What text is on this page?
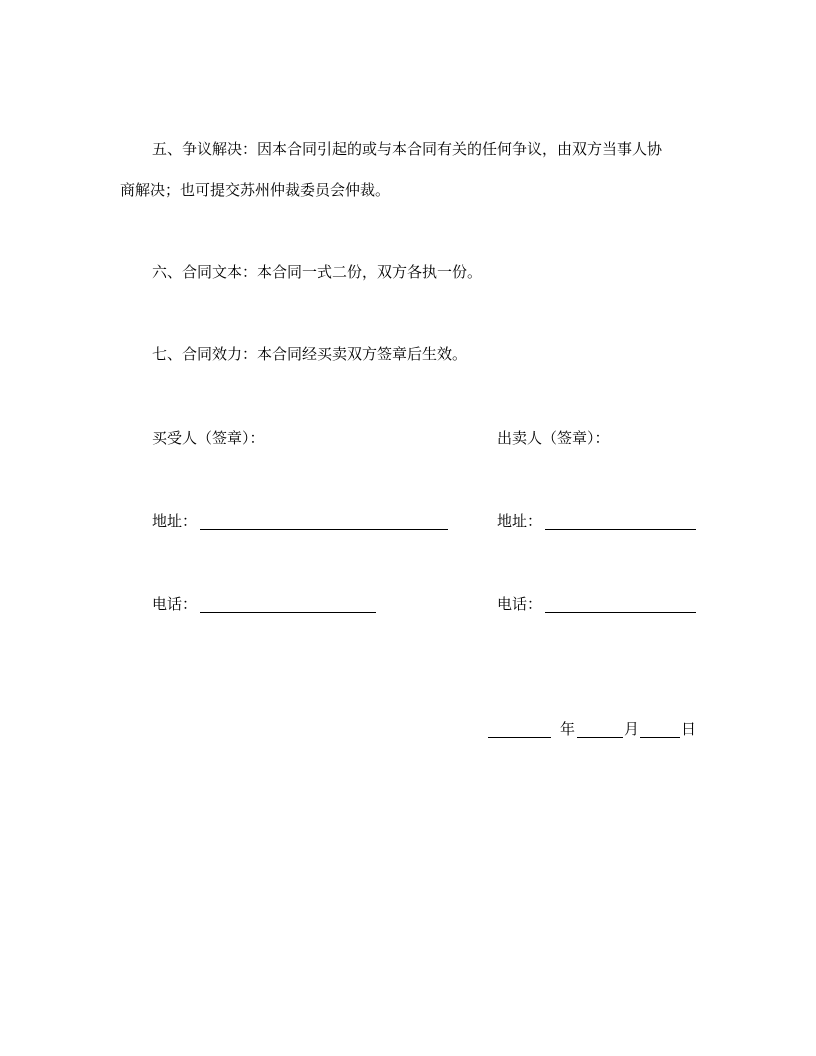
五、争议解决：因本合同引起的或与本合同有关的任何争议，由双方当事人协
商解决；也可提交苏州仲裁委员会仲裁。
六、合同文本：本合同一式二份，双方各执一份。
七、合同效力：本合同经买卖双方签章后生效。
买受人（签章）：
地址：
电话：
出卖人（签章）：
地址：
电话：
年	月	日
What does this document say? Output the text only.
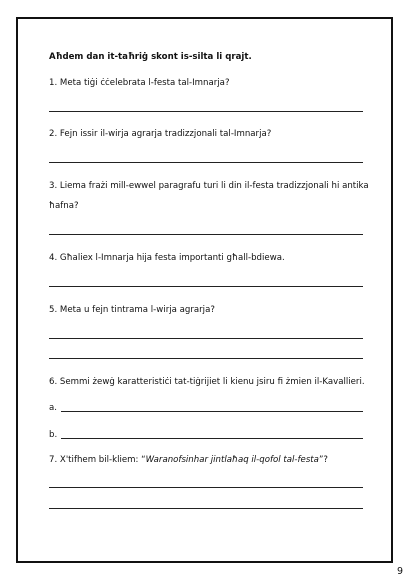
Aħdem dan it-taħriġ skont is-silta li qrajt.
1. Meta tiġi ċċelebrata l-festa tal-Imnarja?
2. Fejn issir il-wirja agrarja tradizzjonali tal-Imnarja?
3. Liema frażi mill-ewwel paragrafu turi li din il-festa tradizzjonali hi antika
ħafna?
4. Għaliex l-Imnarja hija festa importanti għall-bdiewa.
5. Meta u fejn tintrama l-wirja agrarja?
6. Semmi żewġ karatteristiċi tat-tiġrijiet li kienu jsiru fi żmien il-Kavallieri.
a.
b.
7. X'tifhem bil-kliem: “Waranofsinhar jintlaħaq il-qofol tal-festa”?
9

### Problem to solve
Print each entry shown above with exact wording and no pictures.

### Output below
What text is on this page?
五、争议解决：因本合同引起的或与本合同有关的任何争议，由双方当事人协
商解决；也可提交苏州仲裁委员会仲裁。
六、合同文本：本合同一式二份，双方各执一份。
七、合同效力：本合同经买卖双方签章后生效。
买受人（签章）：
地址：
电话：
出卖人（签章）：
地址：
电话：
年	月	日
What does this document say? Output the text only.
Aħdem dan it-taħriġ skont is-silta li qrajt.
1. Meta tiġi ċċelebrata l-festa tal-Imnarja?
2. Fejn issir il-wirja agrarja tradizzjonali tal-Imnarja?
3. Liema frażi mill-ewwel paragrafu turi li din il-festa tradizzjonali hi antika
ħafna?
4. Għaliex l-Imnarja hija festa importanti għall-bdiewa.
5. Meta u fejn tintrama l-wirja agrarja?
6. Semmi żewġ karatteristiċi tat-tiġrijiet li kienu jsiru fi żmien il-Kavallieri.
a.
b.
7. X'tifhem bil-kliem: “Waranofsinhar jintlaħaq il-qofol tal-festa”?
9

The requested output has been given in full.